◆ **DO THIS**
Report back each line of the records that contains the string "FluxIterable".

◆ **RECORDS TO USE**
◇ ◇ ◇ ◇
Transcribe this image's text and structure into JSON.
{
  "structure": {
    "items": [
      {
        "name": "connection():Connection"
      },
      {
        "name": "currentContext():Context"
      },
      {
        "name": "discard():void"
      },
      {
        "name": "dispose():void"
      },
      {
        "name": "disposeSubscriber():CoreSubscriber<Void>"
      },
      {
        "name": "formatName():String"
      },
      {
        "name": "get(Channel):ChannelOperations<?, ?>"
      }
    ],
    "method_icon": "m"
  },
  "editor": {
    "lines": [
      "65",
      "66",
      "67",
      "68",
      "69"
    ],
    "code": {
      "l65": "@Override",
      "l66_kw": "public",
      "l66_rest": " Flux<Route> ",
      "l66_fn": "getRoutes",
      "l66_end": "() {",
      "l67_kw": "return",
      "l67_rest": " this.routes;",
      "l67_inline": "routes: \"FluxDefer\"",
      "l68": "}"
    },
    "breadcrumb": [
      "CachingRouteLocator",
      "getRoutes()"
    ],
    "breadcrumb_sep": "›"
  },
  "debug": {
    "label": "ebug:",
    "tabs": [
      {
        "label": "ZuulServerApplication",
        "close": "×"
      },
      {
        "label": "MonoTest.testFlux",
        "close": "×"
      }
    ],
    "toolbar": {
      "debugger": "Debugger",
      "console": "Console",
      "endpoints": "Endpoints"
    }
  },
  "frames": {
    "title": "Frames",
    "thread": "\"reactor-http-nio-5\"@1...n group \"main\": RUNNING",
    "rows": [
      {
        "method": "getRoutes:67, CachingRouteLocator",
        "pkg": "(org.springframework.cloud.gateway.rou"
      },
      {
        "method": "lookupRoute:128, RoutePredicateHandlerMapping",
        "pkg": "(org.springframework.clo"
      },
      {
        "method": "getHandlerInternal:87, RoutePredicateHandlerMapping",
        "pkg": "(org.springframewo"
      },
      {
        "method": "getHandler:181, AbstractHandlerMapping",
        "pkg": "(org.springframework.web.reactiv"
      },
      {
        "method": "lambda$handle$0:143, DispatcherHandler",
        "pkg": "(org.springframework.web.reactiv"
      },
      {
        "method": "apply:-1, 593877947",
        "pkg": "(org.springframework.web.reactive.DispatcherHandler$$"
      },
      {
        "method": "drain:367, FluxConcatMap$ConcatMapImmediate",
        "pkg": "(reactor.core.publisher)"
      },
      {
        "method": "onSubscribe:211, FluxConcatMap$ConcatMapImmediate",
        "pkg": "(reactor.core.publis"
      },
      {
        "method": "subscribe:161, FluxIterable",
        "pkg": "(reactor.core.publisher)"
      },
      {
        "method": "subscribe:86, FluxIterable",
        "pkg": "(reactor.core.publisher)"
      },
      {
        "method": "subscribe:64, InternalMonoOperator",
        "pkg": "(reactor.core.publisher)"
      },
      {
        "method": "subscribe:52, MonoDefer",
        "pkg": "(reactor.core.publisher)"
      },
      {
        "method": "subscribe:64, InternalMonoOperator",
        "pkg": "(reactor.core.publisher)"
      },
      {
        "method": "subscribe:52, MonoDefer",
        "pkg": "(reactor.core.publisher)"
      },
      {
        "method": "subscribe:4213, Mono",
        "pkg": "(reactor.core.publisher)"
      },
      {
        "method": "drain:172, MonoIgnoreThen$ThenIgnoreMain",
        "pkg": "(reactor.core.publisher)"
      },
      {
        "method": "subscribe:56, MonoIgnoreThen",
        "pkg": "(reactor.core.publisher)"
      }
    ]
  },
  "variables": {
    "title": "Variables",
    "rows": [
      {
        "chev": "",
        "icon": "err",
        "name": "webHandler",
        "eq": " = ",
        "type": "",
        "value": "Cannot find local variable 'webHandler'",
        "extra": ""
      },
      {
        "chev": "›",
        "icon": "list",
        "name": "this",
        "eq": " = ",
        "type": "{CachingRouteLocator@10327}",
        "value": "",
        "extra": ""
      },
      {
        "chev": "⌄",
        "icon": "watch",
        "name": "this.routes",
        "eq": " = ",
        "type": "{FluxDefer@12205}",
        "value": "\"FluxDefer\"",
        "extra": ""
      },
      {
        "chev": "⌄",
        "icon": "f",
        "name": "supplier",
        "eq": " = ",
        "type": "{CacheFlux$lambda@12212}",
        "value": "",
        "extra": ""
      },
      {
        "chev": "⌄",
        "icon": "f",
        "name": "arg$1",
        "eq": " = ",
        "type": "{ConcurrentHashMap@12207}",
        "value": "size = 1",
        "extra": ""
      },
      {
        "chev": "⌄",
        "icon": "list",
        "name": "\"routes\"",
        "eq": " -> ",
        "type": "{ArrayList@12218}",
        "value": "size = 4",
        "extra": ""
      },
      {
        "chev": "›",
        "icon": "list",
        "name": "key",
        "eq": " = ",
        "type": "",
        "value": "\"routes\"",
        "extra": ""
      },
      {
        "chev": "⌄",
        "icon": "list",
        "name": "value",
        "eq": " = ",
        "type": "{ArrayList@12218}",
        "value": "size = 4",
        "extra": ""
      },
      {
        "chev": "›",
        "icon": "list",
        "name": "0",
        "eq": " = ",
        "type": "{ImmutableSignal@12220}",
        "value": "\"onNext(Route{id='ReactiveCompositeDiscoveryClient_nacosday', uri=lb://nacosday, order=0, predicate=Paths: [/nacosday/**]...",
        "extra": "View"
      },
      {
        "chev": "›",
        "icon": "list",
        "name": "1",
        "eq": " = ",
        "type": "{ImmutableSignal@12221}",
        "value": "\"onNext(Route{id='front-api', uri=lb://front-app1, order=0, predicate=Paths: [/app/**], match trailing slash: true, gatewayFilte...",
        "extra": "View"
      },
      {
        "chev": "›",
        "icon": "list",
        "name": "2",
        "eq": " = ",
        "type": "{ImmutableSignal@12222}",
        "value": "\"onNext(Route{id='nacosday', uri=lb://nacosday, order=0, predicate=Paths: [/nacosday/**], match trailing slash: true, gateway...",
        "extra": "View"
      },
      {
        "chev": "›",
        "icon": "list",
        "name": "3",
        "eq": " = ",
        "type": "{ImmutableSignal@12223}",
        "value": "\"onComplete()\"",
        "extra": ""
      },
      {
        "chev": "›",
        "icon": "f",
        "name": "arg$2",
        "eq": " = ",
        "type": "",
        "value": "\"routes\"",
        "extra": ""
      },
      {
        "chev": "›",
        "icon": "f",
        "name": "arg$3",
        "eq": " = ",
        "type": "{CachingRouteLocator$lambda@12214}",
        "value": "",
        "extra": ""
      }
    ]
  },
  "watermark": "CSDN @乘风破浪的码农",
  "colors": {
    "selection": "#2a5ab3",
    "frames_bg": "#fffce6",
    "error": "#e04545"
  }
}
◇ ◇ ◇ ◇
◆ **RESULT**
        "method": "subscribe:161, FluxIterable",
        "method": "subscribe:86, FluxIterable",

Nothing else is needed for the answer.